GIVEN PROBLEM:
The records that follow are to be repeated exactly, with the pictures removed.

[Saved entries]

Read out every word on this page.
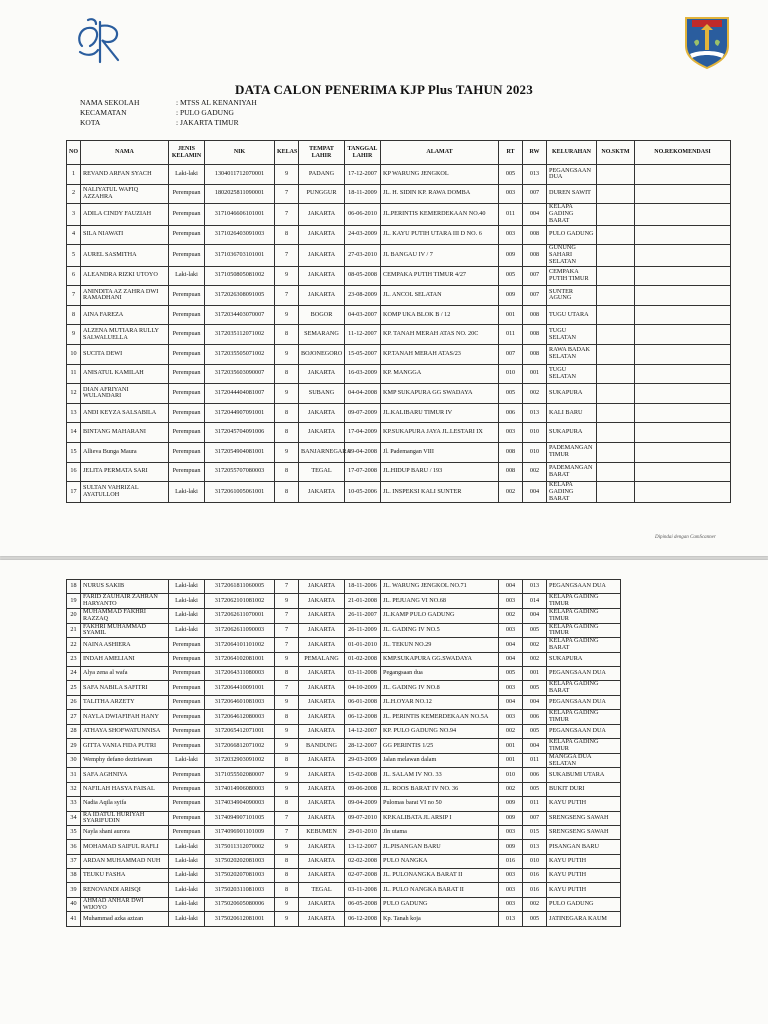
DATA CALON PENERIMA KJP Plus TAHUN 2023
NAMA SEKOLAH	: MTSS AL KENANIYAH
KECAMATAN	: PULO GADUNG
KOTA	: JAKARTA TIMUR
NO	NAMA	JENIS KELAMIN	NIK	KELAS	TEMPAT LAHIR	TANGGAL LAHIR	ALAMAT	RT	RW	KELURAHAN	NO.SKTM	NO.REKOMENDASI
1	REVAND ARFAN SYACH	Laki-laki	1304011712070001	9	PADANG	17-12-2007	KP WARUNG JENGKOL	005	013	PEGANGSAAN DUA		
2	NALIYATUL WAFIQ AZZAHRA	Perempuan	1802025811090001	7	PUNGGUR	18-11-2009	JL. H. SIDIN KP. RAWA DOMBA	003	007	DUREN SAWIT		
3	ADILA CINDY FAUZIAH	Perempuan	3171046606101001	7	JAKARTA	06-06-2010	JL.PERINTIS KEMERDEKAAN NO.40	011	004	KELAPA GADING BARAT		
4	SILA NIAWATI	Perempuan	3171026403091003	8	JAKARTA	24-03-2009	JL. KAYU PUTIH UTARA III D NO. 6	003	008	PULO GADUNG		
5	AUREL SASMITHA	Perempuan	3171036703101001	7	JAKARTA	27-03-2010	JL BANGAU IV / 7	009	008	GUNUNG SAHARI SELATAN		
6	ALEANDRA RIZKI UTOYO	Laki-laki	3171050805081002	9	JAKARTA	08-05-2008	CEMPAKA PUTIH TIMUR 4/27	005	007	CEMPAKA PUTIH TIMUR		
7	ANINDITA AZ ZAHRA DWI RAMADHANI	Perempuan	3172026308091005	7	JAKARTA	23-08-2009	JL. ANCOL SELATAN	009	007	SUNTER AGUNG		
8	AINA FAREZA	Perempuan	3172034403070007	9	BOGOR	04-03-2007	KOMP UKA BLOK B / 12	001	008	TUGU UTARA		
9	ALZENA MUTIARA RULLY SALWALUELLA	Perempuan	3172035112071002	8	SEMARANG	11-12-2007	KP. TANAH MERAH ATAS NO. 20C	011	008	TUGU SELATAN		
10	SUCITA DEWI	Perempuan	3172035505071002	9	BOJONEGORO	15-05-2007	KP.TANAH MERAH ATAS/23	007	008	RAWA BADAK SELATAN		
11	ANISATUL KAMILAH	Perempuan	3172035603090007	8	JAKARTA	16-03-2009	KP. MANGGA	010	001	TUGU SELATAN		
12	DIAN AFRIYANI WULANDARI	Perempuan	3172044404081007	9	SUBANG	04-04-2008	KMP SUKAPURA GG SWADAYA	005	002	SUKAPURA		
13	ANDI KEYZA SALSABILA	Perempuan	3172044907091001	8	JAKARTA	09-07-2009	JL.KALIBARU TIMUR IV	006	013	KALI BARU		
14	BINTANG MAHARANI	Perempuan	3172045704091006	8	JAKARTA	17-04-2009	KP.SUKAPURA JAYA JL.LESTARI IX	003	010	SUKAPURA		
15	Allieva Bunga Maura	Perempuan	3172054904081001	9	BANJARNEGARA	09-04-2008	Jl. Pademangan VIII	008	010	PADEMANGAN TIMUR		
16	JELITA PERMATA SARI	Perempuan	3172055707080003	8	TEGAL	17-07-2008	JL.HIDUP BARU / 193	008	002	PADEMANGAN BARAT		
17	SULTAN VAHRIZAL AYATULLOH	Laki-laki	3172061005061001	8	JAKARTA	10-05-2006	JL. INSPEKSI KALI SUNTER	002	004	KELAPA GADING BARAT		
Dipindai dengan CamScanner
18	NURUS SAKIB	Laki-laki	3172061811060005	7	JAKARTA	18-11-2006	JL. WARUNG JENGKOL NO.71	004	013	PEGANGSAAN DUA
19	FARID ZAUHAIR ZAHRAN HARYANTO	Laki-laki	3172062101081002	9	JAKARTA	21-01-2008	JL. PEJUANG VI NO.68	003	014	KELAPA GADING TIMUR
20	MUHAMMAD FAKHRI RAZZAQ	Laki-laki	3172062611070001	7	JAKARTA	26-11-2007	JL.KAMP PULO GADUNG	002	004	KELAPA GADING TIMUR
21	FAKHRI MUHAMMAD SYAMIL	Laki-laki	3172062611090003	7	JAKARTA	26-11-2009	JL. GADING IV NO.5	003	005	KELAPA GADING TIMUR
22	NAINA ASHIERA	Perempuan	3172064101101002	7	JAKARTA	01-01-2010	JL. TEKUN NO.29	004	002	KELAPA GADING BARAT
23	INDAH AMELIANI	Perempuan	3172064102081001	9	PEMALANG	01-02-2008	KMP.SUKAPURA GG.SWADAYA	004	002	SUKAPURA
24	Alya zena al wafa	Perempuan	3172064311080003	8	JAKARTA	03-11-2008	Pegangsaan dua	005	001	PEGANGSAAN DUA
25	SAFA NABILA SAFITRI	Perempuan	3172064410091001	7	JAKARTA	04-10-2009	JL. GADING IV NO.8	003	005	KELAPA GADING BARAT
26	TALITHA ARZETY	Perempuan	3172064601081003	9	JAKARTA	06-01-2008	JL.H.OYAR NO.12	004	004	PEGANGSAAN DUA
27	NAYLA DWIAFIFAH HANY	Perempuan	3172064612080003	8	JAKARTA	06-12-2008	JL. PERINTIS KEMERDEKAAN NO.5A	003	006	KELAPA GADING TIMUR
28	ATHAYA SHOFWATUNNISA	Perempuan	3172065412071001	9	JAKARTA	14-12-2007	KP. PULO GADUNG NO.94	002	005	PEGANGSAAN DUA
29	GITTA VANIA FIDA PUTRI	Perempuan	3172066812071002	9	BANDUNG	28-12-2007	GG PERINTIS 1/25	001	004	KELAPA GADING TIMUR
30	Wemphy defano deztriawan	Laki-laki	3172032903091002	8	JAKARTA	29-03-2009	Jalan melawan dalam	001	011	MANGGA DUA SELATAN
31	SAFA AGHNIYA	Perempuan	3171055502080007	9	JAKARTA	15-02-2008	JL. SALAM IV NO. 33	010	006	SUKABUMI UTARA
32	NAFILAH HASYA FAISAL	Perempuan	3174014906080003	9	JAKARTA	09-06-2008	JL. ROOS BARAT IV NO. 36	002	005	BUKIT DURI
33	Nadia Aqila syifa	Perempuan	3174034904090003	8	JAKARTA	09-04-2009	Pulomas barat VI no 50	009	011	KAYU PUTIH
34	RA IDATUL HURIYAH SYARIFUDIN	Perempuan	3174094907101005	7	JAKARTA	09-07-2010	KP.KALIBATA JL ARSIP I	009	007	SRENGSENG SAWAH
35	Nayla shani aurora	Perempuan	3174096901101009	7	KEBUMEN	29-01-2010	Jln utama	003	015	SRENGSENG SAWAH
36	MOHAMAD SAIFUL RAFLI	Laki-laki	3175011312070002	9	JAKARTA	13-12-2007	JL.PISANGAN BARU	009	013	PISANGAN BARU
37	ARDAN MUHAMMAD NUH	Laki-laki	3175020202081003	8	JAKARTA	02-02-2008	PULO NANGKA	016	010	KAYU PUTIH
38	TEUKU FASHA	Laki-laki	3175020207081003	8	JAKARTA	02-07-2008	JL. PULONANGKA BARAT II	003	016	KAYU PUTIH
39	RENOVANDI ARISQI	Laki-laki	3175020311081003	8	TEGAL	03-11-2008	JL. PULO NANGKA BARAT II	003	016	KAYU PUTIH
40	AHMAD ANHAR DWI WIJOYO	Laki-laki	3175020605080006	9	JAKARTA	06-05-2008	PULO GADUNG	003	002	PULO GADUNG
41	Muhammad azka azizan	Laki-laki	3175020612081001	9	JAKARTA	06-12-2008	Kp. Tanah koja	013	005	JATINEGARA KAUM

ANSWER FOR THIS EXERCISE:
Read out every word on this page.
DATA CALON PENERIMA KJP Plus TAHUN 2023
NAMA SEKOLAH	: MTSS AL KENANIYAH
KECAMATAN	: PULO GADUNG
KOTA	: JAKARTA TIMUR
NO	NAMA	JENIS KELAMIN	NIK	KELAS	TEMPAT LAHIR	TANGGAL LAHIR	ALAMAT	RT	RW	KELURAHAN	NO.SKTM	NO.REKOMENDASI
1	REVAND ARFAN SYACH	Laki-laki	1304011712070001	9	PADANG	17-12-2007	KP WARUNG JENGKOL	005	013	PEGANGSAAN DUA		
2	NALIYATUL WAFIQ AZZAHRA	Perempuan	1802025811090001	7	PUNGGUR	18-11-2009	JL. H. SIDIN KP. RAWA DOMBA	003	007	DUREN SAWIT		
3	ADILA CINDY FAUZIAH	Perempuan	3171046606101001	7	JAKARTA	06-06-2010	JL.PERINTIS KEMERDEKAAN NO.40	011	004	KELAPA GADING BARAT		
4	SILA NIAWATI	Perempuan	3171026403091003	8	JAKARTA	24-03-2009	JL. KAYU PUTIH UTARA III D NO. 6	003	008	PULO GADUNG		
5	AUREL SASMITHA	Perempuan	3171036703101001	7	JAKARTA	27-03-2010	JL BANGAU IV / 7	009	008	GUNUNG SAHARI SELATAN		
6	ALEANDRA RIZKI UTOYO	Laki-laki	3171050805081002	9	JAKARTA	08-05-2008	CEMPAKA PUTIH TIMUR 4/27	005	007	CEMPAKA PUTIH TIMUR		
7	ANINDITA AZ ZAHRA DWI RAMADHANI	Perempuan	3172026308091005	7	JAKARTA	23-08-2009	JL. ANCOL SELATAN	009	007	SUNTER AGUNG		
8	AINA FAREZA	Perempuan	3172034403070007	9	BOGOR	04-03-2007	KOMP UKA BLOK B / 12	001	008	TUGU UTARA		
9	ALZENA MUTIARA RULLY SALWALUELLA	Perempuan	3172035112071002	8	SEMARANG	11-12-2007	KP. TANAH MERAH ATAS NO. 20C	011	008	TUGU SELATAN		
10	SUCITA DEWI	Perempuan	3172035505071002	9	BOJONEGORO	15-05-2007	KP.TANAH MERAH ATAS/23	007	008	RAWA BADAK SELATAN		
11	ANISATUL KAMILAH	Perempuan	3172035603090007	8	JAKARTA	16-03-2009	KP. MANGGA	010	001	TUGU SELATAN		
12	DIAN AFRIYANI WULANDARI	Perempuan	3172044404081007	9	SUBANG	04-04-2008	KMP SUKAPURA GG SWADAYA	005	002	SUKAPURA		
13	ANDI KEYZA SALSABILA	Perempuan	3172044907091001	8	JAKARTA	09-07-2009	JL.KALIBARU TIMUR IV	006	013	KALI BARU		
14	BINTANG MAHARANI	Perempuan	3172045704091006	8	JAKARTA	17-04-2009	KP.SUKAPURA JAYA JL.LESTARI IX	003	010	SUKAPURA		
15	Allieva Bunga Maura	Perempuan	3172054904081001	9	BANJARNEGARA	09-04-2008	Jl. Pademangan VIII	008	010	PADEMANGAN TIMUR		
16	JELITA PERMATA SARI	Perempuan	3172055707080003	8	TEGAL	17-07-2008	JL.HIDUP BARU / 193	008	002	PADEMANGAN BARAT		
17	SULTAN VAHRIZAL AYATULLOH	Laki-laki	3172061005061001	8	JAKARTA	10-05-2006	JL. INSPEKSI KALI SUNTER	002	004	KELAPA GADING BARAT		
Dipindai dengan CamScanner
18	NURUS SAKIB	Laki-laki	3172061811060005	7	JAKARTA	18-11-2006	JL. WARUNG JENGKOL NO.71	004	013	PEGANGSAAN DUA
19	FARID ZAUHAIR ZAHRAN HARYANTO	Laki-laki	3172062101081002	9	JAKARTA	21-01-2008	JL. PEJUANG VI NO.68	003	014	KELAPA GADING TIMUR
20	MUHAMMAD FAKHRI RAZZAQ	Laki-laki	3172062611070001	7	JAKARTA	26-11-2007	JL.KAMP PULO GADUNG	002	004	KELAPA GADING TIMUR
21	FAKHRI MUHAMMAD SYAMIL	Laki-laki	3172062611090003	7	JAKARTA	26-11-2009	JL. GADING IV NO.5	003	005	KELAPA GADING TIMUR
22	NAINA ASHIERA	Perempuan	3172064101101002	7	JAKARTA	01-01-2010	JL. TEKUN NO.29	004	002	KELAPA GADING BARAT
23	INDAH AMELIANI	Perempuan	3172064102081001	9	PEMALANG	01-02-2008	KMP.SUKAPURA GG.SWADAYA	004	002	SUKAPURA
24	Alya zena al wafa	Perempuan	3172064311080003	8	JAKARTA	03-11-2008	Pegangsaan dua	005	001	PEGANGSAAN DUA
25	SAFA NABILA SAFITRI	Perempuan	3172064410091001	7	JAKARTA	04-10-2009	JL. GADING IV NO.8	003	005	KELAPA GADING BARAT
26	TALITHA ARZETY	Perempuan	3172064601081003	9	JAKARTA	06-01-2008	JL.H.OYAR NO.12	004	004	PEGANGSAAN DUA
27	NAYLA DWIAFIFAH HANY	Perempuan	3172064612080003	8	JAKARTA	06-12-2008	JL. PERINTIS KEMERDEKAAN NO.5A	003	006	KELAPA GADING TIMUR
28	ATHAYA SHOFWATUNNISA	Perempuan	3172065412071001	9	JAKARTA	14-12-2007	KP. PULO GADUNG NO.94	002	005	PEGANGSAAN DUA
29	GITTA VANIA FIDA PUTRI	Perempuan	3172066812071002	9	BANDUNG	28-12-2007	GG PERINTIS 1/25	001	004	KELAPA GADING TIMUR
30	Wemphy defano deztriawan	Laki-laki	3172032903091002	8	JAKARTA	29-03-2009	Jalan melawan dalam	001	011	MANGGA DUA SELATAN
31	SAFA AGHNIYA	Perempuan	3171055502080007	9	JAKARTA	15-02-2008	JL. SALAM IV NO. 33	010	006	SUKABUMI UTARA
32	NAFILAH HASYA FAISAL	Perempuan	3174014906080003	9	JAKARTA	09-06-2008	JL. ROOS BARAT IV NO. 36	002	005	BUKIT DURI
33	Nadia Aqila syifa	Perempuan	3174034904090003	8	JAKARTA	09-04-2009	Pulomas barat VI no 50	009	011	KAYU PUTIH
34	RA IDATUL HURIYAH SYARIFUDIN	Perempuan	3174094907101005	7	JAKARTA	09-07-2010	KP.KALIBATA JL ARSIP I	009	007	SRENGSENG SAWAH
35	Nayla shani aurora	Perempuan	3174096901101009	7	KEBUMEN	29-01-2010	Jln utama	003	015	SRENGSENG SAWAH
36	MOHAMAD SAIFUL RAFLI	Laki-laki	3175011312070002	9	JAKARTA	13-12-2007	JL.PISANGAN BARU	009	013	PISANGAN BARU
37	ARDAN MUHAMMAD NUH	Laki-laki	3175020202081003	8	JAKARTA	02-02-2008	PULO NANGKA	016	010	KAYU PUTIH
38	TEUKU FASHA	Laki-laki	3175020207081003	8	JAKARTA	02-07-2008	JL. PULONANGKA BARAT II	003	016	KAYU PUTIH
39	RENOVANDI ARISQI	Laki-laki	3175020311081003	8	TEGAL	03-11-2008	JL. PULO NANGKA BARAT II	003	016	KAYU PUTIH
40	AHMAD ANHAR DWI WIJOYO	Laki-laki	3175020605080006	9	JAKARTA	06-05-2008	PULO GADUNG	003	002	PULO GADUNG
41	Muhammad azka azizan	Laki-laki	3175020612081001	9	JAKARTA	06-12-2008	Kp. Tanah koja	013	005	JATINEGARA KAUM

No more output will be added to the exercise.